▸ **SET PROBLEM**
Reproduce every line of the records below verbatim, with no changes.

Items in a dataset:
#####

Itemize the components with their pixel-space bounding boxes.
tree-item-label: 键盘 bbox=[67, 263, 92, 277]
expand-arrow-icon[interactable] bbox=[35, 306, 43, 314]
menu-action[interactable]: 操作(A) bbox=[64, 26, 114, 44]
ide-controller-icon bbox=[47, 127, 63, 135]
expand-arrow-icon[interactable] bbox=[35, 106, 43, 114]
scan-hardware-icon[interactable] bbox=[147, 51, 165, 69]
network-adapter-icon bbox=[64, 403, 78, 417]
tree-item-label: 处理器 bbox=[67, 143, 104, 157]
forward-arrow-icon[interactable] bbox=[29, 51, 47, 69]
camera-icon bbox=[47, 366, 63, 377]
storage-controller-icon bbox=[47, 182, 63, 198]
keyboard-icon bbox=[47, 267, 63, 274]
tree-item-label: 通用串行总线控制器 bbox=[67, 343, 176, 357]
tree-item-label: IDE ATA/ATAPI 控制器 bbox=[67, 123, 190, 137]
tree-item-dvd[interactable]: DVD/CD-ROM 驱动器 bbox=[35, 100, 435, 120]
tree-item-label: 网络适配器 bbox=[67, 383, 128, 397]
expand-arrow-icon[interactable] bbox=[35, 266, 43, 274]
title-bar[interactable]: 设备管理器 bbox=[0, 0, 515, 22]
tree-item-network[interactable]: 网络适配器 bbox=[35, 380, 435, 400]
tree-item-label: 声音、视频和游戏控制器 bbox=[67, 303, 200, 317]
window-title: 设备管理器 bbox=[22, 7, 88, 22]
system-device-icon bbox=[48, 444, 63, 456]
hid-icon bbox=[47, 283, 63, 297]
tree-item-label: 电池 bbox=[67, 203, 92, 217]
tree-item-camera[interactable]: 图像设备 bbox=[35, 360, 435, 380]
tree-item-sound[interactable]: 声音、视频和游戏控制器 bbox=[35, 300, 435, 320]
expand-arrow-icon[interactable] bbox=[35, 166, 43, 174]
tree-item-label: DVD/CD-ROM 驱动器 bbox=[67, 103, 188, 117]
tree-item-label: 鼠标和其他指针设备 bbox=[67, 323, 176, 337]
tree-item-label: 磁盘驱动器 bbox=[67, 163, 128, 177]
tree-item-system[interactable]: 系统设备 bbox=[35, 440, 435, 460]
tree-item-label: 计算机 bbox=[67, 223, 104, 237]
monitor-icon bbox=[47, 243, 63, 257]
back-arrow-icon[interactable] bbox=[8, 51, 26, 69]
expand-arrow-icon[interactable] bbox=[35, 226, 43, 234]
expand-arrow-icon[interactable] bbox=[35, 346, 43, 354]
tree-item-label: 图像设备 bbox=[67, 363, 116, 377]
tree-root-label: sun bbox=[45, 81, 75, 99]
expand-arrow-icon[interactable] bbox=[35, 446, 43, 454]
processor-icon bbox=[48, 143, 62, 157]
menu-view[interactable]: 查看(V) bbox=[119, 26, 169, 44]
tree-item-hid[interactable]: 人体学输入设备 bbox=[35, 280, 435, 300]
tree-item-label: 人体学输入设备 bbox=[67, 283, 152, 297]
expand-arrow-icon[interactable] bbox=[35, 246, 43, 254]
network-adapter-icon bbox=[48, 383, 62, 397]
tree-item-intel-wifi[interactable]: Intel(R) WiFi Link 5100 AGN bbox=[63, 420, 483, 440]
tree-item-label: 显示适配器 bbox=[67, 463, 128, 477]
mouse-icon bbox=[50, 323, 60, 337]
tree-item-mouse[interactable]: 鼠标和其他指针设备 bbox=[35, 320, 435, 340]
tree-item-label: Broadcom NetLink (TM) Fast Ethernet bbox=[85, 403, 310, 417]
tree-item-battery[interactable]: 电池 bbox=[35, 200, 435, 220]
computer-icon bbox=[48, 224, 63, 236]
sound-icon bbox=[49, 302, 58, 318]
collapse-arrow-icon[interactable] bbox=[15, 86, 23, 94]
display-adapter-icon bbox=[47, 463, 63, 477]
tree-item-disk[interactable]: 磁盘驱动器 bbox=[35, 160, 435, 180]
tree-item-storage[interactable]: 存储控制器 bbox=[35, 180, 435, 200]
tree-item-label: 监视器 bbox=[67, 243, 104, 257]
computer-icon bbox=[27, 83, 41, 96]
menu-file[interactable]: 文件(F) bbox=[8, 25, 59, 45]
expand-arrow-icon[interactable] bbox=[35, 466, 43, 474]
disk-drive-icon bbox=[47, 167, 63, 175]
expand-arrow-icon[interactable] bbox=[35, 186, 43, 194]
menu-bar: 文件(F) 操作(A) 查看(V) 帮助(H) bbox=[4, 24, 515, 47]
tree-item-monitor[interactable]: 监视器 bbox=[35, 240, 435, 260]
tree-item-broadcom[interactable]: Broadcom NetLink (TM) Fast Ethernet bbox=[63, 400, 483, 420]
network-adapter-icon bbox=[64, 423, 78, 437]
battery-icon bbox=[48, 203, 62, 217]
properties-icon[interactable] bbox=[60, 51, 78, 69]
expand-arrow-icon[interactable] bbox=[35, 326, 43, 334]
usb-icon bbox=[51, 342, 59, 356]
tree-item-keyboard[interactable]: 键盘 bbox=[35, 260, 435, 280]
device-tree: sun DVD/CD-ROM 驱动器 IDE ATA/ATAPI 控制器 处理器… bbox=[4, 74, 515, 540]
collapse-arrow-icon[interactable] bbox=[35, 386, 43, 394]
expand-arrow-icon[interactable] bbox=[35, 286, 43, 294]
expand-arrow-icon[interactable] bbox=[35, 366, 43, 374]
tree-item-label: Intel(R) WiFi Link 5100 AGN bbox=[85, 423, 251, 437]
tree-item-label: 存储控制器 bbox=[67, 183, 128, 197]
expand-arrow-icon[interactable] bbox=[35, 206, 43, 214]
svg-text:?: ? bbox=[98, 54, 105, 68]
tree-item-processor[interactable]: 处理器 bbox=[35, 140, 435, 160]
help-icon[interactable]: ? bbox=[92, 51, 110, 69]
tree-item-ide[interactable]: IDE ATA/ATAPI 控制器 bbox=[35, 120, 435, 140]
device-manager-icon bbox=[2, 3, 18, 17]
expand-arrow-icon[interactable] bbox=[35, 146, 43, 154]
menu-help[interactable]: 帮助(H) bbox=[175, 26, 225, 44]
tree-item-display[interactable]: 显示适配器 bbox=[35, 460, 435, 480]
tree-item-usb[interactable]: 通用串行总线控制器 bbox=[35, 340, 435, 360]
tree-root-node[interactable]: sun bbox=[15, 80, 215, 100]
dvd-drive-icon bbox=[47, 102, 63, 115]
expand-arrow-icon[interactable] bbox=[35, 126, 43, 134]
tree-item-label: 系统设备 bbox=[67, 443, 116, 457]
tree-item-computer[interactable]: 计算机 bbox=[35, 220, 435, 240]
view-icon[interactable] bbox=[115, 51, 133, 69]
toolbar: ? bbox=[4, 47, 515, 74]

#####

▸ **FINISHED EXERCISE**
Itemize the components with their pixel-space bounding boxes.
tree-item-label: 键盘 bbox=[67, 263, 92, 277]
expand-arrow-icon[interactable] bbox=[35, 306, 43, 314]
menu-action[interactable]: 操作(A) bbox=[64, 26, 114, 44]
ide-controller-icon bbox=[47, 127, 63, 135]
expand-arrow-icon[interactable] bbox=[35, 106, 43, 114]
scan-hardware-icon[interactable] bbox=[147, 51, 165, 69]
network-adapter-icon bbox=[64, 403, 78, 417]
tree-item-label: 处理器 bbox=[67, 143, 104, 157]
forward-arrow-icon[interactable] bbox=[29, 51, 47, 69]
camera-icon bbox=[47, 366, 63, 377]
storage-controller-icon bbox=[47, 182, 63, 198]
keyboard-icon bbox=[47, 267, 63, 274]
tree-item-label: 通用串行总线控制器 bbox=[67, 343, 176, 357]
tree-item-label: IDE ATA/ATAPI 控制器 bbox=[67, 123, 190, 137]
tree-item-dvd[interactable]: DVD/CD-ROM 驱动器 bbox=[35, 100, 435, 120]
tree-item-label: 网络适配器 bbox=[67, 383, 128, 397]
expand-arrow-icon[interactable] bbox=[35, 266, 43, 274]
title-bar[interactable]: 设备管理器 bbox=[0, 0, 515, 22]
tree-item-network[interactable]: 网络适配器 bbox=[35, 380, 435, 400]
tree-item-label: 声音、视频和游戏控制器 bbox=[67, 303, 200, 317]
window-title: 设备管理器 bbox=[22, 7, 88, 22]
system-device-icon bbox=[48, 444, 63, 456]
hid-icon bbox=[47, 283, 63, 297]
tree-item-label: 电池 bbox=[67, 203, 92, 217]
tree-item-camera[interactable]: 图像设备 bbox=[35, 360, 435, 380]
tree-item-sound[interactable]: 声音、视频和游戏控制器 bbox=[35, 300, 435, 320]
expand-arrow-icon[interactable] bbox=[35, 166, 43, 174]
tree-item-label: DVD/CD-ROM 驱动器 bbox=[67, 103, 188, 117]
tree-item-label: 鼠标和其他指针设备 bbox=[67, 323, 176, 337]
tree-item-label: 磁盘驱动器 bbox=[67, 163, 128, 177]
tree-item-system[interactable]: 系统设备 bbox=[35, 440, 435, 460]
tree-item-label: 计算机 bbox=[67, 223, 104, 237]
monitor-icon bbox=[47, 243, 63, 257]
back-arrow-icon[interactable] bbox=[8, 51, 26, 69]
expand-arrow-icon[interactable] bbox=[35, 226, 43, 234]
expand-arrow-icon[interactable] bbox=[35, 346, 43, 354]
tree-item-label: 图像设备 bbox=[67, 363, 116, 377]
tree-root-label: sun bbox=[45, 81, 75, 99]
expand-arrow-icon[interactable] bbox=[35, 446, 43, 454]
processor-icon bbox=[48, 143, 62, 157]
menu-view[interactable]: 查看(V) bbox=[119, 26, 169, 44]
tree-item-hid[interactable]: 人体学输入设备 bbox=[35, 280, 435, 300]
tree-item-label: 人体学输入设备 bbox=[67, 283, 152, 297]
expand-arrow-icon[interactable] bbox=[35, 246, 43, 254]
network-adapter-icon bbox=[48, 383, 62, 397]
tree-item-intel-wifi[interactable]: Intel(R) WiFi Link 5100 AGN bbox=[63, 420, 483, 440]
tree-item-label: 显示适配器 bbox=[67, 463, 128, 477]
mouse-icon bbox=[50, 323, 60, 337]
tree-item-mouse[interactable]: 鼠标和其他指针设备 bbox=[35, 320, 435, 340]
tree-item-label: Broadcom NetLink (TM) Fast Ethernet bbox=[85, 403, 310, 417]
tree-item-battery[interactable]: 电池 bbox=[35, 200, 435, 220]
computer-icon bbox=[48, 224, 63, 236]
sound-icon bbox=[49, 302, 58, 318]
collapse-arrow-icon[interactable] bbox=[15, 86, 23, 94]
display-adapter-icon bbox=[47, 463, 63, 477]
tree-item-disk[interactable]: 磁盘驱动器 bbox=[35, 160, 435, 180]
tree-item-storage[interactable]: 存储控制器 bbox=[35, 180, 435, 200]
tree-item-label: 监视器 bbox=[67, 243, 104, 257]
computer-icon bbox=[27, 83, 41, 96]
menu-file[interactable]: 文件(F) bbox=[8, 25, 59, 45]
expand-arrow-icon[interactable] bbox=[35, 466, 43, 474]
disk-drive-icon bbox=[47, 167, 63, 175]
expand-arrow-icon[interactable] bbox=[35, 186, 43, 194]
menu-bar: 文件(F) 操作(A) 查看(V) 帮助(H) bbox=[4, 24, 515, 47]
tree-item-monitor[interactable]: 监视器 bbox=[35, 240, 435, 260]
tree-item-broadcom[interactable]: Broadcom NetLink (TM) Fast Ethernet bbox=[63, 400, 483, 420]
network-adapter-icon bbox=[64, 423, 78, 437]
battery-icon bbox=[48, 203, 62, 217]
properties-icon[interactable] bbox=[60, 51, 78, 69]
expand-arrow-icon[interactable] bbox=[35, 326, 43, 334]
usb-icon bbox=[51, 342, 59, 356]
tree-item-keyboard[interactable]: 键盘 bbox=[35, 260, 435, 280]
device-tree: sun DVD/CD-ROM 驱动器 IDE ATA/ATAPI 控制器 处理器… bbox=[4, 74, 515, 540]
collapse-arrow-icon[interactable] bbox=[35, 386, 43, 394]
expand-arrow-icon[interactable] bbox=[35, 286, 43, 294]
expand-arrow-icon[interactable] bbox=[35, 366, 43, 374]
tree-item-label: Intel(R) WiFi Link 5100 AGN bbox=[85, 423, 251, 437]
tree-item-label: 存储控制器 bbox=[67, 183, 128, 197]
expand-arrow-icon[interactable] bbox=[35, 206, 43, 214]
svg-text:?: ? bbox=[98, 54, 105, 68]
tree-item-processor[interactable]: 处理器 bbox=[35, 140, 435, 160]
help-icon[interactable]: ? bbox=[92, 51, 110, 69]
tree-item-ide[interactable]: IDE ATA/ATAPI 控制器 bbox=[35, 120, 435, 140]
device-manager-icon bbox=[2, 3, 18, 17]
expand-arrow-icon[interactable] bbox=[35, 146, 43, 154]
menu-help[interactable]: 帮助(H) bbox=[175, 26, 225, 44]
tree-item-display[interactable]: 显示适配器 bbox=[35, 460, 435, 480]
tree-item-usb[interactable]: 通用串行总线控制器 bbox=[35, 340, 435, 360]
tree-root-node[interactable]: sun bbox=[15, 80, 215, 100]
dvd-drive-icon bbox=[47, 102, 63, 115]
expand-arrow-icon[interactable] bbox=[35, 126, 43, 134]
tree-item-label: 系统设备 bbox=[67, 443, 116, 457]
tree-item-computer[interactable]: 计算机 bbox=[35, 220, 435, 240]
view-icon[interactable] bbox=[115, 51, 133, 69]
toolbar: ? bbox=[4, 47, 515, 74]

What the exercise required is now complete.